◆ EXERCISE DETAILS ◆
Gather all lines with "text" from the records.

····················

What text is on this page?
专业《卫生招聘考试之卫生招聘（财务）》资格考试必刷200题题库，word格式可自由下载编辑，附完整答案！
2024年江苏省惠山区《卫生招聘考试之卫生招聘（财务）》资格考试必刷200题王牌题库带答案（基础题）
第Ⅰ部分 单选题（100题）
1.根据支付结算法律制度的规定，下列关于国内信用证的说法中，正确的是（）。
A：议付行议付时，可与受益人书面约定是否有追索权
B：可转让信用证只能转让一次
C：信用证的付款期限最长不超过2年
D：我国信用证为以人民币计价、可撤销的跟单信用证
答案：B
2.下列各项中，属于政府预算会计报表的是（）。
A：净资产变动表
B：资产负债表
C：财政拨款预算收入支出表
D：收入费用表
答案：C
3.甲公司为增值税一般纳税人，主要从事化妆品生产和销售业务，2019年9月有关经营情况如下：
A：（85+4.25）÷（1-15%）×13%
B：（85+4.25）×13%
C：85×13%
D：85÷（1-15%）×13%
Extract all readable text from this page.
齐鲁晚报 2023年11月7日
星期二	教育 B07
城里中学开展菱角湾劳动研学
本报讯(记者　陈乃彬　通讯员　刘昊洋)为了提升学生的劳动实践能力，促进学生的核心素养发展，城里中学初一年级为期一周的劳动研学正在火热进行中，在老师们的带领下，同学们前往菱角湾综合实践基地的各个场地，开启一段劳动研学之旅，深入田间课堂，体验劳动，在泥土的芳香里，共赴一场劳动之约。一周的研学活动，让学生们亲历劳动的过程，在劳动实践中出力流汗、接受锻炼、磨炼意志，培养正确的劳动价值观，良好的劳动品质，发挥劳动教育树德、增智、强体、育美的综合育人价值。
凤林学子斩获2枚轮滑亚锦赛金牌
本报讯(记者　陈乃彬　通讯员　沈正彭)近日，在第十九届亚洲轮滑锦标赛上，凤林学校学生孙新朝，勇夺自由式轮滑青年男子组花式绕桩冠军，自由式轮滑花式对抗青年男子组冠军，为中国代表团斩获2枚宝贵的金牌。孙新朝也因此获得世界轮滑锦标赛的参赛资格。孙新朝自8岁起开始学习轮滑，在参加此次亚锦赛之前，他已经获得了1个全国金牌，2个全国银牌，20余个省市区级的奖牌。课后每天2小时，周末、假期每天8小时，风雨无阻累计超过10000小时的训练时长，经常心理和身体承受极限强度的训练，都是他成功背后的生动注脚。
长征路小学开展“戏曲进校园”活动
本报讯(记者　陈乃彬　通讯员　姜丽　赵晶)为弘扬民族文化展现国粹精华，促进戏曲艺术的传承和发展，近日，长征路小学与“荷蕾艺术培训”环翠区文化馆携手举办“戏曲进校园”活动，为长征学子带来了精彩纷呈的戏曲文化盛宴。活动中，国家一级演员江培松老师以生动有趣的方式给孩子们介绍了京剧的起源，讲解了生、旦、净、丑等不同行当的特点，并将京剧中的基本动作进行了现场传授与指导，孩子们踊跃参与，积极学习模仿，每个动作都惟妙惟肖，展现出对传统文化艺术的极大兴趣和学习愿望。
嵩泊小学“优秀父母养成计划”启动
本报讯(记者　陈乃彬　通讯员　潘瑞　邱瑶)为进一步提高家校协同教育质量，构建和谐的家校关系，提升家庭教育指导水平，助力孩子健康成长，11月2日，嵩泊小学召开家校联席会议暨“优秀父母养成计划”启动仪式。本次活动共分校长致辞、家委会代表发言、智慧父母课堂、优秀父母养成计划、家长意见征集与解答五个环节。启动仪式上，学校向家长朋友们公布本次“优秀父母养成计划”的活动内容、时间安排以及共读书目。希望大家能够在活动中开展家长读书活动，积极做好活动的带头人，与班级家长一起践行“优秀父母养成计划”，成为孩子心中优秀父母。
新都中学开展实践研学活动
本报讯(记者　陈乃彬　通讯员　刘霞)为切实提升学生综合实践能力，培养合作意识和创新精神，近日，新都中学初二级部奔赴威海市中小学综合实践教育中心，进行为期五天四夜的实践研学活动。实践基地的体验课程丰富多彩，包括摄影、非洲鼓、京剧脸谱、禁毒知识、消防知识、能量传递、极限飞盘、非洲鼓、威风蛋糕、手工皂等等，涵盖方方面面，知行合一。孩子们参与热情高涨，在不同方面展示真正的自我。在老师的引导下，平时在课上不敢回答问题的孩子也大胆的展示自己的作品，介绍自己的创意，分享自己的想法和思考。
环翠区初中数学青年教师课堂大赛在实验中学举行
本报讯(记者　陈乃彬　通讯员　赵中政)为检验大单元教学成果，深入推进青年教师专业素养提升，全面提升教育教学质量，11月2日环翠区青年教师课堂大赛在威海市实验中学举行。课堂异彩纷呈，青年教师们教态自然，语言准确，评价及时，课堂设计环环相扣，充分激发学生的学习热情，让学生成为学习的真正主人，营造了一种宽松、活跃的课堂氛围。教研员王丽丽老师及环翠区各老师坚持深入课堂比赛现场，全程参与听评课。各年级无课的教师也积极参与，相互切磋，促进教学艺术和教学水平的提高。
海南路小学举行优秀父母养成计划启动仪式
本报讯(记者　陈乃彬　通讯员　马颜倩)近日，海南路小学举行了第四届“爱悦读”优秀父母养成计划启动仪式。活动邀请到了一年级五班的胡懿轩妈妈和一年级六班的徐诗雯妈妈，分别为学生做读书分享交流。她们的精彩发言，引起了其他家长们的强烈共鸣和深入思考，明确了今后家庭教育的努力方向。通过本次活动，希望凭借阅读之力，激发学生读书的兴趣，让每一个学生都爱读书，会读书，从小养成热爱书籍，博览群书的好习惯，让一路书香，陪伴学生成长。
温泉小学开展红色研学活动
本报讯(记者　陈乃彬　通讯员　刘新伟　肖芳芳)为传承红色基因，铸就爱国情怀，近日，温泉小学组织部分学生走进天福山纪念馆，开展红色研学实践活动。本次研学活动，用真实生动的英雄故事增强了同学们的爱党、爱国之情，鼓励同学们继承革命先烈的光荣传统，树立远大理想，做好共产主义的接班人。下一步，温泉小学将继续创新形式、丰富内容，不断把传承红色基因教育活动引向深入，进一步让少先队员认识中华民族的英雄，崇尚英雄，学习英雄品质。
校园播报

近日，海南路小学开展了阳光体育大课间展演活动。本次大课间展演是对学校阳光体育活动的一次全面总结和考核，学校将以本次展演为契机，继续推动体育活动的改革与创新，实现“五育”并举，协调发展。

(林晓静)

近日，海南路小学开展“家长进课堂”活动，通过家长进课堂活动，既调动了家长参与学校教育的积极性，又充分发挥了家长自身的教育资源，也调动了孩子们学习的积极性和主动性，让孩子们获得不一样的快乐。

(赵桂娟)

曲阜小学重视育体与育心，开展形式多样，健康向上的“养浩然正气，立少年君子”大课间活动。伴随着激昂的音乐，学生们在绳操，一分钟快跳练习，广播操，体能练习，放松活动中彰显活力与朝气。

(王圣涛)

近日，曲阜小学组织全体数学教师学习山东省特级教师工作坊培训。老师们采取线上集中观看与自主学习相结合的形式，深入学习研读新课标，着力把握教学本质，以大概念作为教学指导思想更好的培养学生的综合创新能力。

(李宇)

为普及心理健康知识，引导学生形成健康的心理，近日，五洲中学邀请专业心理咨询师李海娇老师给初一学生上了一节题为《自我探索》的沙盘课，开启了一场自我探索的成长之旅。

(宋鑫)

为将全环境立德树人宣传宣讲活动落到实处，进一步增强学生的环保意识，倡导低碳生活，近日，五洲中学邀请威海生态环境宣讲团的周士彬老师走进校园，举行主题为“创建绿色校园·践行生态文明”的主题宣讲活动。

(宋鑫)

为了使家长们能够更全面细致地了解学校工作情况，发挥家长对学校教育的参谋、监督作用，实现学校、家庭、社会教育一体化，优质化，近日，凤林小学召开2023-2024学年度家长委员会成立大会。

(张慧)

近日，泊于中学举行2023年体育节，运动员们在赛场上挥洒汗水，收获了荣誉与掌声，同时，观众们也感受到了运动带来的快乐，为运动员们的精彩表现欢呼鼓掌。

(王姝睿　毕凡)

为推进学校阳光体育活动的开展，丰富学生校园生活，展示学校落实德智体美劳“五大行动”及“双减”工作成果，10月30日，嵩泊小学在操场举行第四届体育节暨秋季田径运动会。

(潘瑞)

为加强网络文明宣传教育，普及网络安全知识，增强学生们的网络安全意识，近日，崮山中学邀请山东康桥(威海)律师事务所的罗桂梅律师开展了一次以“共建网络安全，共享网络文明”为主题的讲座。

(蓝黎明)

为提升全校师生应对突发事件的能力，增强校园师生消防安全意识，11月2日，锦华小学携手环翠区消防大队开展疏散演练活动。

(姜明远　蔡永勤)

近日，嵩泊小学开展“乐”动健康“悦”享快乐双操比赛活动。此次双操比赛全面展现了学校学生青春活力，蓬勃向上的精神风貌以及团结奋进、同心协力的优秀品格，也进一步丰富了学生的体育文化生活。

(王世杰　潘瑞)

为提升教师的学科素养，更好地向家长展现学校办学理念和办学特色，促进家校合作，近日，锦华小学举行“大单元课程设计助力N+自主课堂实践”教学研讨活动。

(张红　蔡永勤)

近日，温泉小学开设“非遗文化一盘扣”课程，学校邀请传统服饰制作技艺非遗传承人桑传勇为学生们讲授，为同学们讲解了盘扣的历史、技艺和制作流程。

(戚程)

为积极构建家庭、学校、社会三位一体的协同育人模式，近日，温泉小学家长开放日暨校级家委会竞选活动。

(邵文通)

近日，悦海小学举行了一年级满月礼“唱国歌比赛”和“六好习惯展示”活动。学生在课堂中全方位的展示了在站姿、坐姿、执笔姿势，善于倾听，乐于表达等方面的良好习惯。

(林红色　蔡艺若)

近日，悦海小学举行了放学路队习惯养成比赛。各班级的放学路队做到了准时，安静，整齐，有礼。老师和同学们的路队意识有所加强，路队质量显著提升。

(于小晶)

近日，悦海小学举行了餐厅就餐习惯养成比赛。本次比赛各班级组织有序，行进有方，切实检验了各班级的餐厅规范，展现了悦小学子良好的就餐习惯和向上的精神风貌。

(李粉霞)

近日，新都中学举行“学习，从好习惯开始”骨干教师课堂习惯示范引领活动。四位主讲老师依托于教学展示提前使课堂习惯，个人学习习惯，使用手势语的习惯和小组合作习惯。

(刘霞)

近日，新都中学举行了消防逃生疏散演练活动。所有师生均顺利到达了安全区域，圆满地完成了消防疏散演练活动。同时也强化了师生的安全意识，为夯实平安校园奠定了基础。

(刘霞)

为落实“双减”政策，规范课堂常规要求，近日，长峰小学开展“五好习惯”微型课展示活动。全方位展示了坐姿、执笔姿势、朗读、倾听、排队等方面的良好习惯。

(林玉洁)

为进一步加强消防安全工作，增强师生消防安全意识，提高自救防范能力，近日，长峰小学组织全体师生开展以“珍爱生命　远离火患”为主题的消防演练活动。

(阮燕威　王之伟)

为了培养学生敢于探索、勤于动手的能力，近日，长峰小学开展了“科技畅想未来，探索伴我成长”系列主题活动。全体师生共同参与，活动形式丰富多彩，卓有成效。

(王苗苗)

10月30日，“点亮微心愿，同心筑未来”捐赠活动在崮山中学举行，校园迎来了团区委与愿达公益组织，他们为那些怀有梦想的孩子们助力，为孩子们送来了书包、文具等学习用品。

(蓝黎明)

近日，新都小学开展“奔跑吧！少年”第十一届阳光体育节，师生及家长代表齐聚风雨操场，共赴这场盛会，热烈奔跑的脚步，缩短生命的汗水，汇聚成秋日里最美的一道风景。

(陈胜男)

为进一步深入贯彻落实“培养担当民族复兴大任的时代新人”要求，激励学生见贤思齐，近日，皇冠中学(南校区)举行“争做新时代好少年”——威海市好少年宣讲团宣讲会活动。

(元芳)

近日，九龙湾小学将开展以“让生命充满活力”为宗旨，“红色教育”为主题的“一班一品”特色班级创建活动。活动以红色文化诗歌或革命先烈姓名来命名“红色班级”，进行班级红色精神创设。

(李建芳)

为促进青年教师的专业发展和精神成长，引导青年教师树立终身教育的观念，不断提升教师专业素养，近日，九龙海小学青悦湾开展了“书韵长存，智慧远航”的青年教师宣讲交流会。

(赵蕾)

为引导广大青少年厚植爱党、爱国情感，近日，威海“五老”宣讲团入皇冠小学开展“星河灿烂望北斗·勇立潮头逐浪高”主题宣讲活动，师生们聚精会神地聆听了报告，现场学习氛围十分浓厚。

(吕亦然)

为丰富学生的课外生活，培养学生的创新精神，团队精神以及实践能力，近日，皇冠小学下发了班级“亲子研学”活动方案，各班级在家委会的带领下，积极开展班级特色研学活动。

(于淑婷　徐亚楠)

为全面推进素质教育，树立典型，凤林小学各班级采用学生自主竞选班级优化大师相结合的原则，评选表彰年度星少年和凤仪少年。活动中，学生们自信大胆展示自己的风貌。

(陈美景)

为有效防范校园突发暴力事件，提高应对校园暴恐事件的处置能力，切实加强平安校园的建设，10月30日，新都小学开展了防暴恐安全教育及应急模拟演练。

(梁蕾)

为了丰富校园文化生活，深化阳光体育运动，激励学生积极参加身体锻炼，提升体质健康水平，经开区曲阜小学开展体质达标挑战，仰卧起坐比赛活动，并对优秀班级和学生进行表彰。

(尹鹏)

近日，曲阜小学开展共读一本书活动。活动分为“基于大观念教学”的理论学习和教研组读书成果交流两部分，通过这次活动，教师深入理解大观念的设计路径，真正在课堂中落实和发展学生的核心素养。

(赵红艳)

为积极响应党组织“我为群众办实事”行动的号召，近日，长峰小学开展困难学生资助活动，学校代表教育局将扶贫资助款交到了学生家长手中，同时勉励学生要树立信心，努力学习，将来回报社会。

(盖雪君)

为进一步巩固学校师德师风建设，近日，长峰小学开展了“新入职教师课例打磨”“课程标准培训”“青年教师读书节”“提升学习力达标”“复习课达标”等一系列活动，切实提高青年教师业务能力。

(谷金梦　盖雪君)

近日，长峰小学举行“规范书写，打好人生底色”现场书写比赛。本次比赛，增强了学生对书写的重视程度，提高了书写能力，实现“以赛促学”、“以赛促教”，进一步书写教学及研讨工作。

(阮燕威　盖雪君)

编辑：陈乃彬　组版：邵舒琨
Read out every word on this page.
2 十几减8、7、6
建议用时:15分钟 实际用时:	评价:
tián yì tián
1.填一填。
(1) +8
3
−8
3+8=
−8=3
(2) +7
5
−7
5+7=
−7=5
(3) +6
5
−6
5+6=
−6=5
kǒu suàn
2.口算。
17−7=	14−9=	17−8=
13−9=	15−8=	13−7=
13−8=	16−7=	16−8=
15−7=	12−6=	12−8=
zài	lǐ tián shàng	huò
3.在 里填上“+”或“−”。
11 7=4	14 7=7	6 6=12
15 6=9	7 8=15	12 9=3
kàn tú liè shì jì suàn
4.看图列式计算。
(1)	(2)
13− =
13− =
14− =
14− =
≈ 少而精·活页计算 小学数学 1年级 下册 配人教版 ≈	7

····················

◆ EXPECTED ANSWER ◆
What text is on this page?
Extract all readable text from this page.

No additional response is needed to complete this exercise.